Source data:
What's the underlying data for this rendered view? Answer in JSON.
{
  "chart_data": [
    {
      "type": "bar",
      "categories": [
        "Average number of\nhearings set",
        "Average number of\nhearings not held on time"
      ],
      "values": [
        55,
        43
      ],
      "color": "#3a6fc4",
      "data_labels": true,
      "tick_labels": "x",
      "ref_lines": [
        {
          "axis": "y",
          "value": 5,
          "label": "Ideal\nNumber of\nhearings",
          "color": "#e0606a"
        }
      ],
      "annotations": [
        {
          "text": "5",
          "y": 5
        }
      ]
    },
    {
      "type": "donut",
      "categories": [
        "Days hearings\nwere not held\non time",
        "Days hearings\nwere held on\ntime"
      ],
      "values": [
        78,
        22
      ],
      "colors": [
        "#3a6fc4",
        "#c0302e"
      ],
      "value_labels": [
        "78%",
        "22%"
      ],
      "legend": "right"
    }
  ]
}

TASK DESCRIPTION → Please restate the records in full, word for word.

PROBLEM SOLUTION →
What's the underlying data for this rendered view? Answer in JSON.
{
  "chart_data": [
    {
      "type": "bar",
      "categories": [
        "Average number of\nhearings set",
        "Average number of\nhearings not held on time"
      ],
      "values": [
        55,
        43
      ],
      "color": "#3a6fc4",
      "data_labels": true,
      "tick_labels": "x",
      "ref_lines": [
        {
          "axis": "y",
          "value": 5,
          "label": "Ideal\nNumber of\nhearings",
          "color": "#e0606a"
        }
      ],
      "annotations": [
        {
          "text": "5",
          "y": 5
        }
      ]
    },
    {
      "type": "donut",
      "categories": [
        "Days hearings\nwere not held\non time",
        "Days hearings\nwere held on\ntime"
      ],
      "values": [
        78,
        22
      ],
      "colors": [
        "#3a6fc4",
        "#c0302e"
      ],
      "value_labels": [
        "78%",
        "22%"
      ],
      "legend": "right"
    }
  ]
}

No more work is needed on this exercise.